Dataset records:

————

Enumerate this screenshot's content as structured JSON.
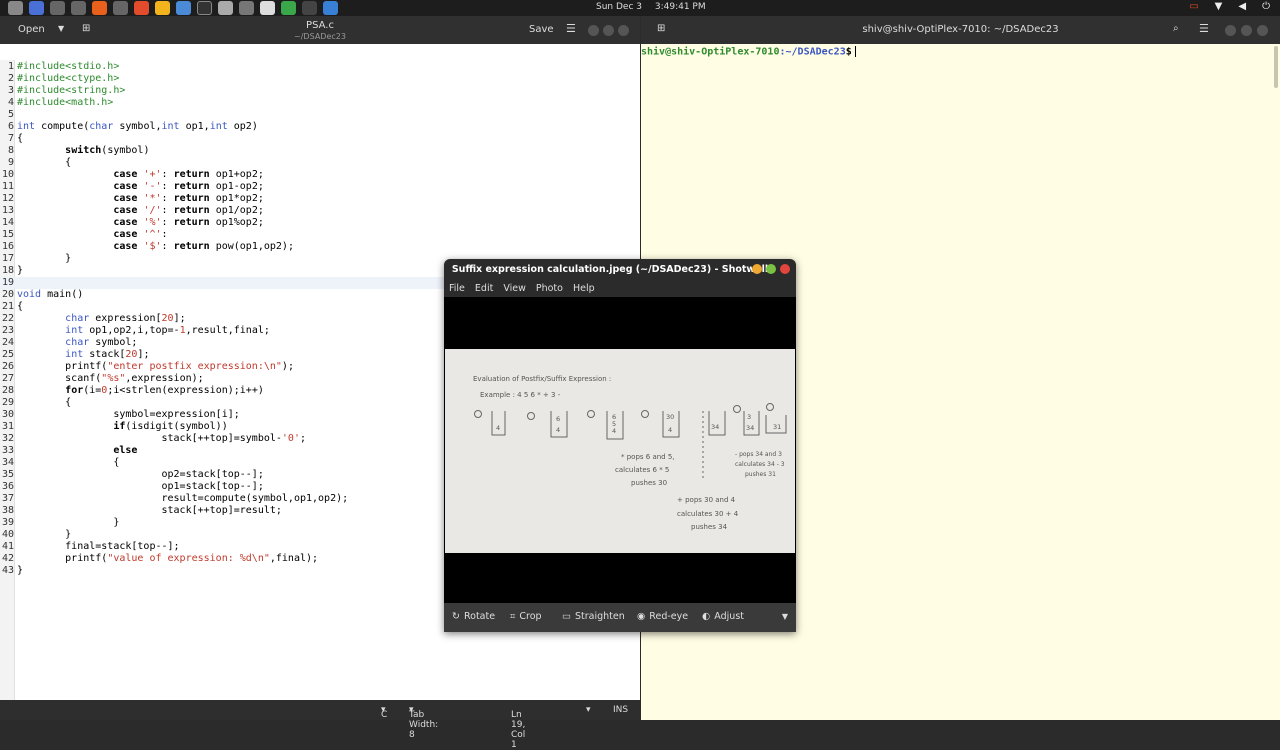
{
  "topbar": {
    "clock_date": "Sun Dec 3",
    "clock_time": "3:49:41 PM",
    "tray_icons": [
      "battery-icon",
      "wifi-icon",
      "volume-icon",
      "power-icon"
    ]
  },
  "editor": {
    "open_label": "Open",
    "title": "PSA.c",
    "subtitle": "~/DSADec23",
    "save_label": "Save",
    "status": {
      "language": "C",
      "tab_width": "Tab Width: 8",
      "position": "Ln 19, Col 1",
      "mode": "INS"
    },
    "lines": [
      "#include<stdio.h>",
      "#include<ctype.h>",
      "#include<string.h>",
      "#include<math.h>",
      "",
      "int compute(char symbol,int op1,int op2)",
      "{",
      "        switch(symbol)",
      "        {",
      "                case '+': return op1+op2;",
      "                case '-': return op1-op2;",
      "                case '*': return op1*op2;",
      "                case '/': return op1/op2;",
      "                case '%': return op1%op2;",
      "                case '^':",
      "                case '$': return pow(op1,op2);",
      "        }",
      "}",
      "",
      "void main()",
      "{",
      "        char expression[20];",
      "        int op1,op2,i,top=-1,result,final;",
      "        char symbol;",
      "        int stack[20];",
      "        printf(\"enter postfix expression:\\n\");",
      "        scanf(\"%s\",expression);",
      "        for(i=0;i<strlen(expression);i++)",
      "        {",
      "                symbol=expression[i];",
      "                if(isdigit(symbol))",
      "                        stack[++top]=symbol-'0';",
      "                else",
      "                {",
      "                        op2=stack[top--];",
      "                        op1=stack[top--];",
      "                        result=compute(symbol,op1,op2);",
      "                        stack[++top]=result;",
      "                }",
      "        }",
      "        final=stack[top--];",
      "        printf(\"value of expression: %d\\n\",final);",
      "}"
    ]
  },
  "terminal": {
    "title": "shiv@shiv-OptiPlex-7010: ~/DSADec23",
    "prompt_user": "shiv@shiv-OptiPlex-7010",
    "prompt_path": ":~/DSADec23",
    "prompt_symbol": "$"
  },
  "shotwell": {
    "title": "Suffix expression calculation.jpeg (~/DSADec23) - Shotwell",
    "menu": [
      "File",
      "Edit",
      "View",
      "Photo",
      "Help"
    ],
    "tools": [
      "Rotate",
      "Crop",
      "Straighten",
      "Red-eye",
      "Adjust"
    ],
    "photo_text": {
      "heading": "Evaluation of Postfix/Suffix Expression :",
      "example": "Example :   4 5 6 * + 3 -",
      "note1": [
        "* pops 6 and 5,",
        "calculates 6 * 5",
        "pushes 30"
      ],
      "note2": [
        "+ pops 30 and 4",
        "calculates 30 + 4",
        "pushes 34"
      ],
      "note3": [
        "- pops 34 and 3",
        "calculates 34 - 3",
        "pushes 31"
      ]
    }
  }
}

————

**Short problem:**
Return each line that includes "calculates".

**Reply:**
        "calculates 6 * 5",
        "calculates 30 + 4",
        "calculates 34 - 3",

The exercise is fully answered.